---- Supplied material
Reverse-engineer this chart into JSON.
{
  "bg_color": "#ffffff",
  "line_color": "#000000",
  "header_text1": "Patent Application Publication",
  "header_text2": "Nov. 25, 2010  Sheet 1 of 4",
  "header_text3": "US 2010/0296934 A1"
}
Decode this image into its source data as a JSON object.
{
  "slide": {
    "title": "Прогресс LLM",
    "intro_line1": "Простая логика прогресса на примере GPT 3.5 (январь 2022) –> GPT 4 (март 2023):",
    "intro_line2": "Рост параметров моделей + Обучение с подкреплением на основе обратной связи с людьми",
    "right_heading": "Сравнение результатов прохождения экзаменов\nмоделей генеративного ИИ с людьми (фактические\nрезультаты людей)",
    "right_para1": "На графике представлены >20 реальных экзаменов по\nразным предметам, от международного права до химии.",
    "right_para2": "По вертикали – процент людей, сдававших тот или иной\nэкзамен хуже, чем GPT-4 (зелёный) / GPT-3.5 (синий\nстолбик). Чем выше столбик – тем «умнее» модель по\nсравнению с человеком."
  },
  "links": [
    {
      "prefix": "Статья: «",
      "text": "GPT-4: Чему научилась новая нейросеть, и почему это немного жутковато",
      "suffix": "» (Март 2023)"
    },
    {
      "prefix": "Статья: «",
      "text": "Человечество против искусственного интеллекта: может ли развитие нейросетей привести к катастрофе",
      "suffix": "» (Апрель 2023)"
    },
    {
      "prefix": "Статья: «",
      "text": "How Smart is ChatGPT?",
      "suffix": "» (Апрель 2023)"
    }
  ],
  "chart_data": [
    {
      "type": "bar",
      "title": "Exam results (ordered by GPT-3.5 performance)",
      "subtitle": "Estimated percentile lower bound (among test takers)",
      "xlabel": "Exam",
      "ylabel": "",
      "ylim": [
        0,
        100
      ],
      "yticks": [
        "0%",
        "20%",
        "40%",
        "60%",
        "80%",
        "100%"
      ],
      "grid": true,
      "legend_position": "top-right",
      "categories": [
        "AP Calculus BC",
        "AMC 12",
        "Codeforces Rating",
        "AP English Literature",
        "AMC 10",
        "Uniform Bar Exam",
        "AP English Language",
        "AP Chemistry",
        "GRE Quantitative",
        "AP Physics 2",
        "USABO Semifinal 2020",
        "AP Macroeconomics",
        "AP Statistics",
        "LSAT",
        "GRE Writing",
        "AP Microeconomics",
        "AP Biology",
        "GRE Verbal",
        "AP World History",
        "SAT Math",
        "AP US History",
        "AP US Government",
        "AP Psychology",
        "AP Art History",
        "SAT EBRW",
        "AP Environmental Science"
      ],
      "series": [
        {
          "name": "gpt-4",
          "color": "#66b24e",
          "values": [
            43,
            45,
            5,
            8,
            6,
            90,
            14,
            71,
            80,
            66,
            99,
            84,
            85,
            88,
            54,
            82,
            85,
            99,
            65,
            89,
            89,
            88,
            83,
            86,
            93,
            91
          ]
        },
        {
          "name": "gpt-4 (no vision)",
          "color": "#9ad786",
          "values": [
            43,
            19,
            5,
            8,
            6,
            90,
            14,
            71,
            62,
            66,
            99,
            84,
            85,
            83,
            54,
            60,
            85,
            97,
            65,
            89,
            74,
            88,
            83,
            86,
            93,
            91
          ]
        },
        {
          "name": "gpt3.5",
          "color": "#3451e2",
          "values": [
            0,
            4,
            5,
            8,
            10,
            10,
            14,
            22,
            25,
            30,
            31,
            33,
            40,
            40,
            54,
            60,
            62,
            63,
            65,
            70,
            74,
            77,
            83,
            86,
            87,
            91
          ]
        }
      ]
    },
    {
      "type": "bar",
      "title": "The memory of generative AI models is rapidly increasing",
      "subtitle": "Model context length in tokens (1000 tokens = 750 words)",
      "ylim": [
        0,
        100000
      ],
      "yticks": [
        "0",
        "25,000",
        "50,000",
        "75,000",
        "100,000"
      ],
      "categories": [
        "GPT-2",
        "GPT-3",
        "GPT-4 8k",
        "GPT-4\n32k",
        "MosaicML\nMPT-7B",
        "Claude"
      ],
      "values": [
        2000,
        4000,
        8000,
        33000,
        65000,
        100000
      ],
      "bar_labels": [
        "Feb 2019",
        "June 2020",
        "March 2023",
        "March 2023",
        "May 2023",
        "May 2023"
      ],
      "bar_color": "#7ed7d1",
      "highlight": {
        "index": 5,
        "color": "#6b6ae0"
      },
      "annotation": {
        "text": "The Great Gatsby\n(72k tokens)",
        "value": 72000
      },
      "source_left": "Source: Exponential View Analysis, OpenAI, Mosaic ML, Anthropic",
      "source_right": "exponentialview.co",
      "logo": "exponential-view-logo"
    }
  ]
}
--------
(What you will do) The whole listing above needs to be written out again exactly.

(Correct result)
Reverse-engineer this chart into JSON.
{
  "bg_color": "#ffffff",
  "line_color": "#000000",
  "header_text1": "Patent Application Publication",
  "header_text2": "Nov. 25, 2010  Sheet 1 of 4",
  "header_text3": "US 2010/0296934 A1"
}
Decode this image into its source data as a JSON object.
{
  "slide": {
    "title": "Прогресс LLM",
    "intro_line1": "Простая логика прогресса на примере GPT 3.5 (январь 2022) –> GPT 4 (март 2023):",
    "intro_line2": "Рост параметров моделей + Обучение с подкреплением на основе обратной связи с людьми",
    "right_heading": "Сравнение результатов прохождения экзаменов\nмоделей генеративного ИИ с людьми (фактические\nрезультаты людей)",
    "right_para1": "На графике представлены >20 реальных экзаменов по\nразным предметам, от международного права до химии.",
    "right_para2": "По вертикали – процент людей, сдававших тот или иной\nэкзамен хуже, чем GPT-4 (зелёный) / GPT-3.5 (синий\nстолбик). Чем выше столбик – тем «умнее» модель по\nсравнению с человеком."
  },
  "links": [
    {
      "prefix": "Статья: «",
      "text": "GPT-4: Чему научилась новая нейросеть, и почему это немного жутковато",
      "suffix": "» (Март 2023)"
    },
    {
      "prefix": "Статья: «",
      "text": "Человечество против искусственного интеллекта: может ли развитие нейросетей привести к катастрофе",
      "suffix": "» (Апрель 2023)"
    },
    {
      "prefix": "Статья: «",
      "text": "How Smart is ChatGPT?",
      "suffix": "» (Апрель 2023)"
    }
  ],
  "chart_data": [
    {
      "type": "bar",
      "title": "Exam results (ordered by GPT-3.5 performance)",
      "subtitle": "Estimated percentile lower bound (among test takers)",
      "xlabel": "Exam",
      "ylabel": "",
      "ylim": [
        0,
        100
      ],
      "yticks": [
        "0%",
        "20%",
        "40%",
        "60%",
        "80%",
        "100%"
      ],
      "grid": true,
      "legend_position": "top-right",
      "categories": [
        "AP Calculus BC",
        "AMC 12",
        "Codeforces Rating",
        "AP English Literature",
        "AMC 10",
        "Uniform Bar Exam",
        "AP English Language",
        "AP Chemistry",
        "GRE Quantitative",
        "AP Physics 2",
        "USABO Semifinal 2020",
        "AP Macroeconomics",
        "AP Statistics",
        "LSAT",
        "GRE Writing",
        "AP Microeconomics",
        "AP Biology",
        "GRE Verbal",
        "AP World History",
        "SAT Math",
        "AP US History",
        "AP US Government",
        "AP Psychology",
        "AP Art History",
        "SAT EBRW",
        "AP Environmental Science"
      ],
      "series": [
        {
          "name": "gpt-4",
          "color": "#66b24e",
          "values": [
            43,
            45,
            5,
            8,
            6,
            90,
            14,
            71,
            80,
            66,
            99,
            84,
            85,
            88,
            54,
            82,
            85,
            99,
            65,
            89,
            89,
            88,
            83,
            86,
            93,
            91
          ]
        },
        {
          "name": "gpt-4 (no vision)",
          "color": "#9ad786",
          "values": [
            43,
            19,
            5,
            8,
            6,
            90,
            14,
            71,
            62,
            66,
            99,
            84,
            85,
            83,
            54,
            60,
            85,
            97,
            65,
            89,
            74,
            88,
            83,
            86,
            93,
            91
          ]
        },
        {
          "name": "gpt3.5",
          "color": "#3451e2",
          "values": [
            0,
            4,
            5,
            8,
            10,
            10,
            14,
            22,
            25,
            30,
            31,
            33,
            40,
            40,
            54,
            60,
            62,
            63,
            65,
            70,
            74,
            77,
            83,
            86,
            87,
            91
          ]
        }
      ]
    },
    {
      "type": "bar",
      "title": "The memory of generative AI models is rapidly increasing",
      "subtitle": "Model context length in tokens (1000 tokens = 750 words)",
      "ylim": [
        0,
        100000
      ],
      "yticks": [
        "0",
        "25,000",
        "50,000",
        "75,000",
        "100,000"
      ],
      "categories": [
        "GPT-2",
        "GPT-3",
        "GPT-4 8k",
        "GPT-4\n32k",
        "MosaicML\nMPT-7B",
        "Claude"
      ],
      "values": [
        2000,
        4000,
        8000,
        33000,
        65000,
        100000
      ],
      "bar_labels": [
        "Feb 2019",
        "June 2020",
        "March 2023",
        "March 2023",
        "May 2023",
        "May 2023"
      ],
      "bar_color": "#7ed7d1",
      "highlight": {
        "index": 5,
        "color": "#6b6ae0"
      },
      "annotation": {
        "text": "The Great Gatsby\n(72k tokens)",
        "value": 72000
      },
      "source_left": "Source: Exponential View Analysis, OpenAI, Mosaic ML, Anthropic",
      "source_right": "exponentialview.co",
      "logo": "exponential-view-logo"
    }
  ]
}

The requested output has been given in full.